§ **INSTRUCTIONS FOR THE TASK**
Keep only the lines of the listing that include the word "JSON", and copy them.

§ **SUPPLIED DATA**
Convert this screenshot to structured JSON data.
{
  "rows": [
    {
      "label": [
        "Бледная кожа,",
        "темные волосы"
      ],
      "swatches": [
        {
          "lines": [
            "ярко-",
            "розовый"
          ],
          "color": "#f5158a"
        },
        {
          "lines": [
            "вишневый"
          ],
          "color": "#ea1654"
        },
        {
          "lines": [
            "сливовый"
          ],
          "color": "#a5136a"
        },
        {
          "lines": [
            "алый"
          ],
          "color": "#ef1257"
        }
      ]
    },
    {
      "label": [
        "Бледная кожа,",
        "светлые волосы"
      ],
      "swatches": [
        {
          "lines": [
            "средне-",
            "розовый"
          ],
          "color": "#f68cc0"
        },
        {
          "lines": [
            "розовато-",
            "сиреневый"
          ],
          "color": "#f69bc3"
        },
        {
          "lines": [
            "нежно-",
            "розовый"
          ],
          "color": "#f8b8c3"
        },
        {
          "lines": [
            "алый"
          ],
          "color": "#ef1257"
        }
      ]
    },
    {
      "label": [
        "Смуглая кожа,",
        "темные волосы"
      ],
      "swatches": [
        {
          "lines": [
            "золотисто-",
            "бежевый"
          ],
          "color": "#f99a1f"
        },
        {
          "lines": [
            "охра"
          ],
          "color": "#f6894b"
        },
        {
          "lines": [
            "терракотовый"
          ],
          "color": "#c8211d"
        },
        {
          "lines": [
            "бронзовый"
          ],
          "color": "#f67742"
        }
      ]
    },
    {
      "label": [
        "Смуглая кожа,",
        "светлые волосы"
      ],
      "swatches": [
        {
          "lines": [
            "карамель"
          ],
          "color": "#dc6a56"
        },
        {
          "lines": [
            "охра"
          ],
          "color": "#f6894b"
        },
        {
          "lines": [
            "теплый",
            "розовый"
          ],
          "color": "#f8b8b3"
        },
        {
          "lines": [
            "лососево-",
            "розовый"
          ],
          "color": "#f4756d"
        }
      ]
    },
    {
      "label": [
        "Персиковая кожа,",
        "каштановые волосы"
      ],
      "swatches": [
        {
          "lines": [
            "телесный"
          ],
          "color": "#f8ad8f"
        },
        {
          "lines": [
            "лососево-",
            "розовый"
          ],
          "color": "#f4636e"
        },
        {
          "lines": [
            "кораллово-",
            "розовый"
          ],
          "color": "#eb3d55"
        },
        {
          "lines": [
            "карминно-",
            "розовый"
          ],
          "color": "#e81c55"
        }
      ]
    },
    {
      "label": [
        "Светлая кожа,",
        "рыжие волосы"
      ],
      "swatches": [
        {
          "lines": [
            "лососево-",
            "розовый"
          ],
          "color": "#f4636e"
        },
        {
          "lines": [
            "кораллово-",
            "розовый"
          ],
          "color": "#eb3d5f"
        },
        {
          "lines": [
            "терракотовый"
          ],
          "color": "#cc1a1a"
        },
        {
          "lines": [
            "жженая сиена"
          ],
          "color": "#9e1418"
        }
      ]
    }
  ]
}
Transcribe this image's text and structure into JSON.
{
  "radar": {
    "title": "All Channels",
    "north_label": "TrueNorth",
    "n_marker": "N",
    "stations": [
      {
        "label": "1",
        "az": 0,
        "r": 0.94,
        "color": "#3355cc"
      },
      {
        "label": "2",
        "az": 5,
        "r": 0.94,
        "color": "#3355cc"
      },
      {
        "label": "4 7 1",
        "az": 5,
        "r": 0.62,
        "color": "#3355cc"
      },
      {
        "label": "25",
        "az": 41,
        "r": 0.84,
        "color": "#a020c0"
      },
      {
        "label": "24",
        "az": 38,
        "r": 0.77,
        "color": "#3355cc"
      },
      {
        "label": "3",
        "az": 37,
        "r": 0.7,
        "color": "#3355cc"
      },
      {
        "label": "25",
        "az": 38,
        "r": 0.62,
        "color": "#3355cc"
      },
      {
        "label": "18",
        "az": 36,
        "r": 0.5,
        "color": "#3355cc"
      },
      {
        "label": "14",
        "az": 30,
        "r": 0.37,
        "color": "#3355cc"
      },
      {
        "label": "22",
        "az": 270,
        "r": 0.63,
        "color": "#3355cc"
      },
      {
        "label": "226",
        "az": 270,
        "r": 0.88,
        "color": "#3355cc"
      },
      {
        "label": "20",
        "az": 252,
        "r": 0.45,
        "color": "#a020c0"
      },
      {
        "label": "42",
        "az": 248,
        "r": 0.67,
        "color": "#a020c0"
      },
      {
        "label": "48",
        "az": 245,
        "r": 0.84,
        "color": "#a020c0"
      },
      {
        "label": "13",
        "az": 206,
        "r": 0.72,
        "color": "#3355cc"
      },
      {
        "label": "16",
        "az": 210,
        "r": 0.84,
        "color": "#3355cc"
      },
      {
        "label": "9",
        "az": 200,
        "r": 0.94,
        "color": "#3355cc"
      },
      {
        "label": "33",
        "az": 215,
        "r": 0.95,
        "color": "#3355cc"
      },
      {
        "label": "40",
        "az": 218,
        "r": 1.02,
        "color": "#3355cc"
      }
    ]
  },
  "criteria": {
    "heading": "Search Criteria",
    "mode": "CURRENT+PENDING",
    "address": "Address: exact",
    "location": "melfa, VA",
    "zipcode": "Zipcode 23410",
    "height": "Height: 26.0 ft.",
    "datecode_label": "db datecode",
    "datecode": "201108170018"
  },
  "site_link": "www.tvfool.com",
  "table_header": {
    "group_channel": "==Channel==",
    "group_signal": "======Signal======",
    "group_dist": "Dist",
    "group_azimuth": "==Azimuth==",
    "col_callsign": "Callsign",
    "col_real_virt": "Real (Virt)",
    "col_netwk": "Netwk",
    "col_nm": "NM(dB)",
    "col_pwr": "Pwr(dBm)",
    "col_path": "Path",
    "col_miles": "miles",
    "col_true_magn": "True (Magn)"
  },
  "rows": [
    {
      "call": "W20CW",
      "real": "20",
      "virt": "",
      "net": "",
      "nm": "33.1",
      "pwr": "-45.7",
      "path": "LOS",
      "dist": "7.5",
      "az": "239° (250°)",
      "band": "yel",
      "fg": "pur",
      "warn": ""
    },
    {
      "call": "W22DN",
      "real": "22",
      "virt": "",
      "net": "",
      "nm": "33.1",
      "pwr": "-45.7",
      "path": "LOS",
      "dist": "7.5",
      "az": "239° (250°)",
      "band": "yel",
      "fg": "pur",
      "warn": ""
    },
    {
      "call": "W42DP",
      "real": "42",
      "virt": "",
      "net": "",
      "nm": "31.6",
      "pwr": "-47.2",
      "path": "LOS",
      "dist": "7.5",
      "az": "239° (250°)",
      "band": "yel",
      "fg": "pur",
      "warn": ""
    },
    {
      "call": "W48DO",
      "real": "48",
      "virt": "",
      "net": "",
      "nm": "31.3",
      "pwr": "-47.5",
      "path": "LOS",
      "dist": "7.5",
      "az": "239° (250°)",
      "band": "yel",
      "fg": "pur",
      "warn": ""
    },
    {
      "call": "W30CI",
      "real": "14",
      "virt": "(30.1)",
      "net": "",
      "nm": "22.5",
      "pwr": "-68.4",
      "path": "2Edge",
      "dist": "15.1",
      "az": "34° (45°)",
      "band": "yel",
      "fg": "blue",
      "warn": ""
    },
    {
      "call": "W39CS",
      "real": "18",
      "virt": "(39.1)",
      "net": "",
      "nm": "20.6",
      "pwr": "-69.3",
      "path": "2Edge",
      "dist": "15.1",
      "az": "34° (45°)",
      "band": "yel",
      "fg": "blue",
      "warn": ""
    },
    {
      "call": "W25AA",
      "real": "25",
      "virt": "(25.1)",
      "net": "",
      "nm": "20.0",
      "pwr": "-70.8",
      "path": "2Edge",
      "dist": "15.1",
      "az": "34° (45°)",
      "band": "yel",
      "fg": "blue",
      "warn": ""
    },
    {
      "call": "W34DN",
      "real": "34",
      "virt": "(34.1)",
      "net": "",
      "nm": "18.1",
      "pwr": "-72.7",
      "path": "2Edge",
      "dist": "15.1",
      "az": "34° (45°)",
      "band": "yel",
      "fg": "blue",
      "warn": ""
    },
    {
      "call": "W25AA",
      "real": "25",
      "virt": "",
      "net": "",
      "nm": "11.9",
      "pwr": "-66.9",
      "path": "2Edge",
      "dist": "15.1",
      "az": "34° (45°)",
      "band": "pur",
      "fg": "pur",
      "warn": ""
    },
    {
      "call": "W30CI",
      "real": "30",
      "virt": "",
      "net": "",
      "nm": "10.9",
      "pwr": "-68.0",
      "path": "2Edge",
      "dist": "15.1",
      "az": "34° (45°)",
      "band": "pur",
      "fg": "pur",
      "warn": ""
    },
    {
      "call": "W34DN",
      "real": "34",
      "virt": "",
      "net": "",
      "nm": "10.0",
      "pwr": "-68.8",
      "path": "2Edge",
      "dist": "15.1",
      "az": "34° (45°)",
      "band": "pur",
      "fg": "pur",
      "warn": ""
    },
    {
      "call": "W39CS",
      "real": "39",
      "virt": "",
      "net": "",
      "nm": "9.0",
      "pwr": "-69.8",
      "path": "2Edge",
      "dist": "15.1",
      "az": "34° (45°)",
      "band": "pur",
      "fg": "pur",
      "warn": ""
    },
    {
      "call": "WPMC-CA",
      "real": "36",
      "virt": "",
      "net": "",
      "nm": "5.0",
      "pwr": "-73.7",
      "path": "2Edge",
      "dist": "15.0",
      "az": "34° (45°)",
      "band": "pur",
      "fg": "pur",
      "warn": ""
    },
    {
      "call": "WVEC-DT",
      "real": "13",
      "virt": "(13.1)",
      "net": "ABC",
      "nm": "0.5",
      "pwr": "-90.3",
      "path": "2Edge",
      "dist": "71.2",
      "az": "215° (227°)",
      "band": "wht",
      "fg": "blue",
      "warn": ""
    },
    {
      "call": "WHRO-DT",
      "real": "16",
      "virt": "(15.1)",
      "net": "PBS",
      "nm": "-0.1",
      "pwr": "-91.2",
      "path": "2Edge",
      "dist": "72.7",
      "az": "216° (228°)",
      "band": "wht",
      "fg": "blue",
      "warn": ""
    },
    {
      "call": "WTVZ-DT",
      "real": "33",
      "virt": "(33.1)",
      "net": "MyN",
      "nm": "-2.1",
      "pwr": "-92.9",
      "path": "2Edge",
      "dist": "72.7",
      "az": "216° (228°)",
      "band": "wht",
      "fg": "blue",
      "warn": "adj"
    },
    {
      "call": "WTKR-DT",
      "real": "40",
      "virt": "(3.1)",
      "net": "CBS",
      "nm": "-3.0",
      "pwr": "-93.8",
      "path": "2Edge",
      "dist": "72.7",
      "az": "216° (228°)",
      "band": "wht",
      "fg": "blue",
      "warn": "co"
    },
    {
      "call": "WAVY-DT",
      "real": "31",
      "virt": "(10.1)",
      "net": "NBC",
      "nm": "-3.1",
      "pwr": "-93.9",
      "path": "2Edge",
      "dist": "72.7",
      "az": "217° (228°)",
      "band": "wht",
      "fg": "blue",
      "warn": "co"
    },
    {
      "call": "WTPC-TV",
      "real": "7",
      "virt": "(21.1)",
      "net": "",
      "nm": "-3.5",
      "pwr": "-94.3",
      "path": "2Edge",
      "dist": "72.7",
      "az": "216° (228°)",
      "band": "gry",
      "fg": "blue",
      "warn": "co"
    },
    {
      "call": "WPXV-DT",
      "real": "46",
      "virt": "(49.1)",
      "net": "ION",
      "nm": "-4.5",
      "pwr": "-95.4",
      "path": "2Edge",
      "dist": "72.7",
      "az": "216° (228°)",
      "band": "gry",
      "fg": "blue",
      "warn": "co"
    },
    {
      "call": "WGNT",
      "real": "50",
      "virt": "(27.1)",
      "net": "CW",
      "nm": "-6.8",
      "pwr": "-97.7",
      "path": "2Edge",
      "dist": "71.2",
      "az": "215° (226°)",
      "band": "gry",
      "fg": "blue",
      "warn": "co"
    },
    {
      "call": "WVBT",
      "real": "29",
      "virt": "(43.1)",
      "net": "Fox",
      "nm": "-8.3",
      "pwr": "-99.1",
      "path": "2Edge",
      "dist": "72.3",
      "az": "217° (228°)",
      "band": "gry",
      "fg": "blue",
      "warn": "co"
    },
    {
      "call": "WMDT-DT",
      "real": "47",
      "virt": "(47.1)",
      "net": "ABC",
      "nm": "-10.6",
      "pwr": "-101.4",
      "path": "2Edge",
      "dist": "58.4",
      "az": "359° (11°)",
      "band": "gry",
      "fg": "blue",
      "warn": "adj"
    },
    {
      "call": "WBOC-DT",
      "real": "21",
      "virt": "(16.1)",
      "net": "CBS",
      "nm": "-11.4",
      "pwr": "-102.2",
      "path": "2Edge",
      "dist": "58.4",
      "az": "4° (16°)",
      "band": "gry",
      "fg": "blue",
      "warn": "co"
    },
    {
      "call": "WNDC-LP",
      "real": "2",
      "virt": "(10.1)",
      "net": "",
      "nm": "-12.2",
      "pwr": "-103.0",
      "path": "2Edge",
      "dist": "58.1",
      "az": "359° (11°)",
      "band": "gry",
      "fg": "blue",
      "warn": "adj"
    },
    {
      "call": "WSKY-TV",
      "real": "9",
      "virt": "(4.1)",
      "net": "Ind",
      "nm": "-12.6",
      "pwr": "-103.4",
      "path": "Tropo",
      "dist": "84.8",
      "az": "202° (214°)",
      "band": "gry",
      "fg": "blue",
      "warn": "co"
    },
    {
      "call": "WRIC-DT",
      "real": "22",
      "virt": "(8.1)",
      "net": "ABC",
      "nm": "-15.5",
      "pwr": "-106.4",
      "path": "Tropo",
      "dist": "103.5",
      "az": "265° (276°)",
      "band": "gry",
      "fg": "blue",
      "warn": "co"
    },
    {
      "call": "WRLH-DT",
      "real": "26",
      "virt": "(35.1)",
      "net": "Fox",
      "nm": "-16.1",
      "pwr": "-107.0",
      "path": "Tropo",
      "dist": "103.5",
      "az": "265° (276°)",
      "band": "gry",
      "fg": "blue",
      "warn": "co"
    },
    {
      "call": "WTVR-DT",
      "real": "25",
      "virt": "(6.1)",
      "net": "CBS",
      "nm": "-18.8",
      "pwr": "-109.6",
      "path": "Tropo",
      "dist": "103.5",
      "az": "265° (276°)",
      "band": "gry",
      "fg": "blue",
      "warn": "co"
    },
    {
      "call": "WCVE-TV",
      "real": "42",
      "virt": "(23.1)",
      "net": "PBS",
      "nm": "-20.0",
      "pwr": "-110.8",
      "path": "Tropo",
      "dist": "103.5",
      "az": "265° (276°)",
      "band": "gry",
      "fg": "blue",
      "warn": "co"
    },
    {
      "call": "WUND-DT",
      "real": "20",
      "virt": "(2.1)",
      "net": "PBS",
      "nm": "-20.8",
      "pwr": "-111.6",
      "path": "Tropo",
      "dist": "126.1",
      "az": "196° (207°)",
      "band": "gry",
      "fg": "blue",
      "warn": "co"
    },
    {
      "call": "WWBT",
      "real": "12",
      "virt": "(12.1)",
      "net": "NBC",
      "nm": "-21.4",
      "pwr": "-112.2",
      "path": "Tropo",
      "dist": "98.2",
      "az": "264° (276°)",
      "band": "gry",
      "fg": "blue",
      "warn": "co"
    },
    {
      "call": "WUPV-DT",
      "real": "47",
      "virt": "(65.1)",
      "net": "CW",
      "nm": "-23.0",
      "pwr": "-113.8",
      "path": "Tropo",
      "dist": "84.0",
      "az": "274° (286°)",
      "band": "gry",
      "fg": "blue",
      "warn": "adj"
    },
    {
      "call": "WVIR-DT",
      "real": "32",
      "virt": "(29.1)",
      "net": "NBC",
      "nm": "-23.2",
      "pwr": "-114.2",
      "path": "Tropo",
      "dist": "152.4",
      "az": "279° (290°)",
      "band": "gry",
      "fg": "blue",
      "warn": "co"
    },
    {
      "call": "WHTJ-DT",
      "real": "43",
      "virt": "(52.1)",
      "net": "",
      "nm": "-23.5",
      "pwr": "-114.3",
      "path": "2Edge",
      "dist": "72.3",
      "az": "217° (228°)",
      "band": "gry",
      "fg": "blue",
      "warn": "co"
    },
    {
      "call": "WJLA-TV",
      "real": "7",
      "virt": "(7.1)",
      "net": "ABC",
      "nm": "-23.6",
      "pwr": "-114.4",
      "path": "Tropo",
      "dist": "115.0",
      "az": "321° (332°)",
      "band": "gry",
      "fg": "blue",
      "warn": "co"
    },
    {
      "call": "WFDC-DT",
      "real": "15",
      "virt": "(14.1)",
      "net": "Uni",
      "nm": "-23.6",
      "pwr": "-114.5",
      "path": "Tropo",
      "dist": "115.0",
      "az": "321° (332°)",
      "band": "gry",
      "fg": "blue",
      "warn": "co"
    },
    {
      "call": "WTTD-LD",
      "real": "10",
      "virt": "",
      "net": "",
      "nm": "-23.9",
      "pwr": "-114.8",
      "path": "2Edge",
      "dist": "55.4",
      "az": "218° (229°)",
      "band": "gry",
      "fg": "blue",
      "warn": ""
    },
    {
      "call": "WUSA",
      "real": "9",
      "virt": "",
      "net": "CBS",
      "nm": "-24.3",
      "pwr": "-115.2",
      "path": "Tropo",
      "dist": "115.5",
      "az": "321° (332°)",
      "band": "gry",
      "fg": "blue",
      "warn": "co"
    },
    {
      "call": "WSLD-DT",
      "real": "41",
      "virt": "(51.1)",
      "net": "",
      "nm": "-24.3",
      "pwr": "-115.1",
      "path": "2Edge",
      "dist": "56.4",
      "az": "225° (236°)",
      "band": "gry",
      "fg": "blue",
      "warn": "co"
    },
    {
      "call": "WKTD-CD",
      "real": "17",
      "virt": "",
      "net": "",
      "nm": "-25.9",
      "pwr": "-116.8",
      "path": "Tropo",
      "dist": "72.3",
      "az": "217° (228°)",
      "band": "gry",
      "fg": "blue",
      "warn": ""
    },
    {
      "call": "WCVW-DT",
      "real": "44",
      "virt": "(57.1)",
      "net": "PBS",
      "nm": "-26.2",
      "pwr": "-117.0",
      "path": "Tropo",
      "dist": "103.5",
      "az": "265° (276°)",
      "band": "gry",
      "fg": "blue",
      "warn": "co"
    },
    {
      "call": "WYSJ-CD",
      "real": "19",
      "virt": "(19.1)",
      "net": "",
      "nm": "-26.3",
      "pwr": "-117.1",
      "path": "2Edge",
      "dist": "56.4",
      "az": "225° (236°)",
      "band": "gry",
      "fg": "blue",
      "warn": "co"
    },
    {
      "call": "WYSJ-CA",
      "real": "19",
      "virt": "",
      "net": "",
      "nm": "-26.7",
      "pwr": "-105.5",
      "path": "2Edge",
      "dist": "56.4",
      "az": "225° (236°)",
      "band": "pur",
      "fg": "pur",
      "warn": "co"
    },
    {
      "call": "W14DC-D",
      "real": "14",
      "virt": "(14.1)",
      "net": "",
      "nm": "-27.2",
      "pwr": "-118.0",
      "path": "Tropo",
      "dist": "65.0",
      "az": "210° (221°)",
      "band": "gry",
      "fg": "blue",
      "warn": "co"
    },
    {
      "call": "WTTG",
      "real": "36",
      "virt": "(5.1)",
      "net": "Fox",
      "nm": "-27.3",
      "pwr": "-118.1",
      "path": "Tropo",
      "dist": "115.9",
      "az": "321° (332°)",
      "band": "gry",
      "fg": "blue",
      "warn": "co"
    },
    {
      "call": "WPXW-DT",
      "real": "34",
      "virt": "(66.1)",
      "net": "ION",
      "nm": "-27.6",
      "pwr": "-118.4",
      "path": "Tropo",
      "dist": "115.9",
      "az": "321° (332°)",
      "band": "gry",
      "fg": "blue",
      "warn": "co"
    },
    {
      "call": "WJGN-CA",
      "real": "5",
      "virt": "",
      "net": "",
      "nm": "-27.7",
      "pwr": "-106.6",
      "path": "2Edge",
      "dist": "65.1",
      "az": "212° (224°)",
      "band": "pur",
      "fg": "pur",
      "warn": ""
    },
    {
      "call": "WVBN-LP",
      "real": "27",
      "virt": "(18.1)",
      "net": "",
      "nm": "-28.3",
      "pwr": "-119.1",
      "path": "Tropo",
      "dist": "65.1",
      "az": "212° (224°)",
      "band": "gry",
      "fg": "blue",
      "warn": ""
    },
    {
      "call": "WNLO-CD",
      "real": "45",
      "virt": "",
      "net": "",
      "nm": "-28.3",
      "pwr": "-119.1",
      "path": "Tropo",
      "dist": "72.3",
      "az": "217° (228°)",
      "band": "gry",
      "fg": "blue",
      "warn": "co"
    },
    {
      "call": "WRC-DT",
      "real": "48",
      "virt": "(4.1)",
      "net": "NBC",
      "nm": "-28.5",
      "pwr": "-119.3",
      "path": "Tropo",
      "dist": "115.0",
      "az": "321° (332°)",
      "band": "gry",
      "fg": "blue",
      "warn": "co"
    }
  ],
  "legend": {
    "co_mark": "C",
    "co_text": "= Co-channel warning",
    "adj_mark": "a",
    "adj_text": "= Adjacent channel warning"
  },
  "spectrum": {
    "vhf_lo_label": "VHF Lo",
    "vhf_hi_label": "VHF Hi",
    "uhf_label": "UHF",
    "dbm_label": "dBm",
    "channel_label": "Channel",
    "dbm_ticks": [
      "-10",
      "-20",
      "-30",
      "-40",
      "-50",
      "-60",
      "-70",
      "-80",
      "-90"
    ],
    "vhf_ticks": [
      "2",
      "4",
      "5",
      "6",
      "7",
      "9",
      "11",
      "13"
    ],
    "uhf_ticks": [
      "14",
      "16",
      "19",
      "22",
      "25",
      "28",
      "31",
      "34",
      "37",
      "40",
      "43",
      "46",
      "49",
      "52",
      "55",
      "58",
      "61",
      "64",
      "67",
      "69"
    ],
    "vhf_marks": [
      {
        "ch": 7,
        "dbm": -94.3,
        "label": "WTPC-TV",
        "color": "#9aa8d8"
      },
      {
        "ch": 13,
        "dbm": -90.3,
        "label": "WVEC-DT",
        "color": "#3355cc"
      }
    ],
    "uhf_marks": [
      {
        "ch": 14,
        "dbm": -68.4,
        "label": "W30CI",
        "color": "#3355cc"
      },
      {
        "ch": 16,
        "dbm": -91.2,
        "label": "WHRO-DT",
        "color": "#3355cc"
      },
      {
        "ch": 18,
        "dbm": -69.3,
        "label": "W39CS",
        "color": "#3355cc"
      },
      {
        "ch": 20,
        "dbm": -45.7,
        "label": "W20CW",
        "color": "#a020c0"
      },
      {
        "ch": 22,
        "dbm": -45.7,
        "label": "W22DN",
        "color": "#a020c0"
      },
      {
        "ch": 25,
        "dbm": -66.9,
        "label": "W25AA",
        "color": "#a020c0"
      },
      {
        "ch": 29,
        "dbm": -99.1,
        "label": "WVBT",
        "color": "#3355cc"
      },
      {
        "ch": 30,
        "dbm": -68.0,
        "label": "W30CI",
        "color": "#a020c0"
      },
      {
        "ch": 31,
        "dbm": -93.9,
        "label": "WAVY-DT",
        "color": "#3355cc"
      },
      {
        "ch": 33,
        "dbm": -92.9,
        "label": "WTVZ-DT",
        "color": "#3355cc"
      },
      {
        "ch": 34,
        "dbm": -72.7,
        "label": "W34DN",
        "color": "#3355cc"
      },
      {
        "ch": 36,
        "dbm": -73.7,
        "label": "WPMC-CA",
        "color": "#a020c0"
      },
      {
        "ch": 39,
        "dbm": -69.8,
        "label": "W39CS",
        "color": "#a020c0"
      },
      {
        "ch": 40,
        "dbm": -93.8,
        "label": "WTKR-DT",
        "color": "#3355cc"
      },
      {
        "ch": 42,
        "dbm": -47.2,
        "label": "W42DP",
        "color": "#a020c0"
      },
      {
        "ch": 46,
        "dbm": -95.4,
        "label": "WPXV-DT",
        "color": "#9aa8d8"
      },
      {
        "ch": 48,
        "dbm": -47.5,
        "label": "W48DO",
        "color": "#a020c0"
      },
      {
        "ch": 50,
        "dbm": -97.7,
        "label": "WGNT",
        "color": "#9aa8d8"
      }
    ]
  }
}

§ **ANSWER TO THIS TASK**
Convert this screenshot to structured JSON data.
Transcribe this image's text and structure into JSON.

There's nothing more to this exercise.